• Instructions to follow
Scan the entries below for the word "Windgeschwindigkeit". Copy each line that has it.

##### Data provided

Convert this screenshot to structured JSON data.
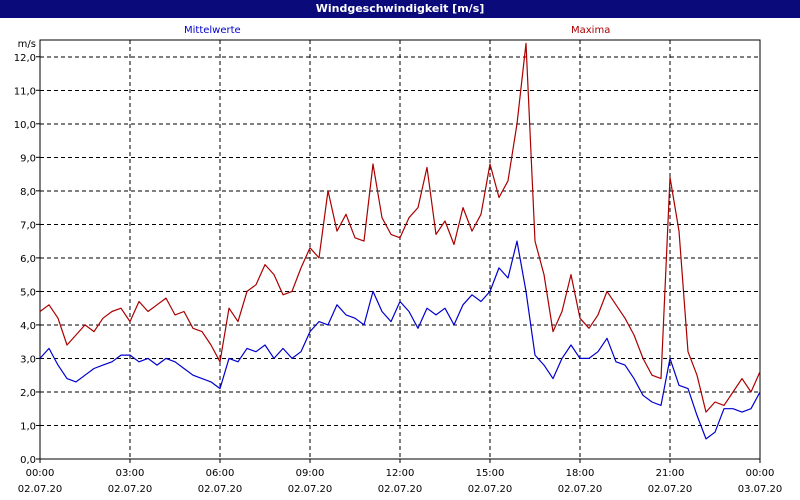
{
  "window": {
    "title": "Windgeschwindigkeit [m/s]"
  },
  "colors": {
    "titlebar": "#0a0a7a",
    "mittel": "#0000cc",
    "maxima": "#aa0000",
    "grid": "#000000"
  },
  "chart_data": {
    "type": "line",
    "title": "Windgeschwindigkeit [m/s]",
    "ylabel": "m/s",
    "ylim": [
      0,
      12.5
    ],
    "grid": true,
    "legend": [
      "Mittelwerte",
      "Maxima"
    ],
    "yticks": [
      "0,0",
      "1,0",
      "2,0",
      "3,0",
      "4,0",
      "5,0",
      "6,0",
      "7,0",
      "8,0",
      "9,0",
      "10,0",
      "11,0",
      "12,0"
    ],
    "xticks": [
      {
        "time": "00:00",
        "date": "02.07.20"
      },
      {
        "time": "03:00",
        "date": "02.07.20"
      },
      {
        "time": "06:00",
        "date": "02.07.20"
      },
      {
        "time": "09:00",
        "date": "02.07.20"
      },
      {
        "time": "12:00",
        "date": "02.07.20"
      },
      {
        "time": "15:00",
        "date": "02.07.20"
      },
      {
        "time": "18:00",
        "date": "02.07.20"
      },
      {
        "time": "21:00",
        "date": "02.07.20"
      },
      {
        "time": "00:00",
        "date": "03.07.20"
      }
    ],
    "xlim_hours": [
      0,
      24
    ],
    "series": [
      {
        "name": "Mittelwerte",
        "color": "#0000cc",
        "hours": [
          0,
          0.3,
          0.6,
          0.9,
          1.2,
          1.5,
          1.8,
          2.1,
          2.4,
          2.7,
          3,
          3.3,
          3.6,
          3.9,
          4.2,
          4.5,
          4.8,
          5.1,
          5.4,
          5.7,
          6,
          6.3,
          6.6,
          6.9,
          7.2,
          7.5,
          7.8,
          8.1,
          8.4,
          8.7,
          9,
          9.3,
          9.6,
          9.9,
          10.2,
          10.5,
          10.8,
          11.1,
          11.4,
          11.7,
          12,
          12.3,
          12.6,
          12.9,
          13.2,
          13.5,
          13.8,
          14.1,
          14.4,
          14.7,
          15,
          15.3,
          15.6,
          15.9,
          16.2,
          16.5,
          16.8,
          17.1,
          17.4,
          17.7,
          18,
          18.3,
          18.6,
          18.9,
          19.2,
          19.5,
          19.8,
          20.1,
          20.4,
          20.7,
          21,
          21.3,
          21.6,
          21.9,
          22.2,
          22.5,
          22.8,
          23.1,
          23.4,
          23.7,
          24
        ],
        "values": [
          3.0,
          3.3,
          2.8,
          2.4,
          2.3,
          2.5,
          2.7,
          2.8,
          2.9,
          3.1,
          3.1,
          2.9,
          3.0,
          2.8,
          3.0,
          2.9,
          2.7,
          2.5,
          2.4,
          2.3,
          2.1,
          3.0,
          2.9,
          3.3,
          3.2,
          3.4,
          3.0,
          3.3,
          3.0,
          3.2,
          3.8,
          4.1,
          4.0,
          4.6,
          4.3,
          4.2,
          4.0,
          5.0,
          4.4,
          4.1,
          4.7,
          4.4,
          3.9,
          4.5,
          4.3,
          4.5,
          4.0,
          4.6,
          4.9,
          4.7,
          5.0,
          5.7,
          5.4,
          6.5,
          5.0,
          3.1,
          2.8,
          2.4,
          3.0,
          3.4,
          3.0,
          3.0,
          3.2,
          3.6,
          2.9,
          2.8,
          2.4,
          1.9,
          1.7,
          1.6,
          3.0,
          2.2,
          2.1,
          1.3,
          0.6,
          0.8,
          1.5,
          1.5,
          1.4,
          1.5,
          2.0
        ]
      },
      {
        "name": "Maxima",
        "color": "#aa0000",
        "hours": [
          0,
          0.3,
          0.6,
          0.9,
          1.2,
          1.5,
          1.8,
          2.1,
          2.4,
          2.7,
          3,
          3.3,
          3.6,
          3.9,
          4.2,
          4.5,
          4.8,
          5.1,
          5.4,
          5.7,
          6,
          6.3,
          6.6,
          6.9,
          7.2,
          7.5,
          7.8,
          8.1,
          8.4,
          8.7,
          9,
          9.3,
          9.6,
          9.9,
          10.2,
          10.5,
          10.8,
          11.1,
          11.4,
          11.7,
          12,
          12.3,
          12.6,
          12.9,
          13.2,
          13.5,
          13.8,
          14.1,
          14.4,
          14.7,
          15,
          15.3,
          15.6,
          15.9,
          16.2,
          16.5,
          16.8,
          17.1,
          17.4,
          17.7,
          18,
          18.3,
          18.6,
          18.9,
          19.2,
          19.5,
          19.8,
          20.1,
          20.4,
          20.7,
          21,
          21.3,
          21.6,
          21.9,
          22.2,
          22.5,
          22.8,
          23.1,
          23.4,
          23.7,
          24
        ],
        "values": [
          4.4,
          4.6,
          4.2,
          3.4,
          3.7,
          4.0,
          3.8,
          4.2,
          4.4,
          4.5,
          4.1,
          4.7,
          4.4,
          4.6,
          4.8,
          4.3,
          4.4,
          3.9,
          3.8,
          3.4,
          2.9,
          4.5,
          4.1,
          5.0,
          5.2,
          5.8,
          5.5,
          4.9,
          5.0,
          5.7,
          6.3,
          6.0,
          8.0,
          6.8,
          7.3,
          6.6,
          6.5,
          8.8,
          7.2,
          6.7,
          6.6,
          7.2,
          7.5,
          8.7,
          6.7,
          7.1,
          6.4,
          7.5,
          6.8,
          7.3,
          8.8,
          7.8,
          8.3,
          10.0,
          12.4,
          6.5,
          5.5,
          3.8,
          4.4,
          5.5,
          4.2,
          3.9,
          4.3,
          5.0,
          4.6,
          4.2,
          3.7,
          3.0,
          2.5,
          2.4,
          8.4,
          6.8,
          3.2,
          2.5,
          1.4,
          1.7,
          1.6,
          2.0,
          2.4,
          2.0,
          2.6
        ]
      }
    ]
  }
}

##########

• Exercise solution
    "title": "Windgeschwindigkeit [m/s]"
    "title": "Windgeschwindigkeit [m/s]",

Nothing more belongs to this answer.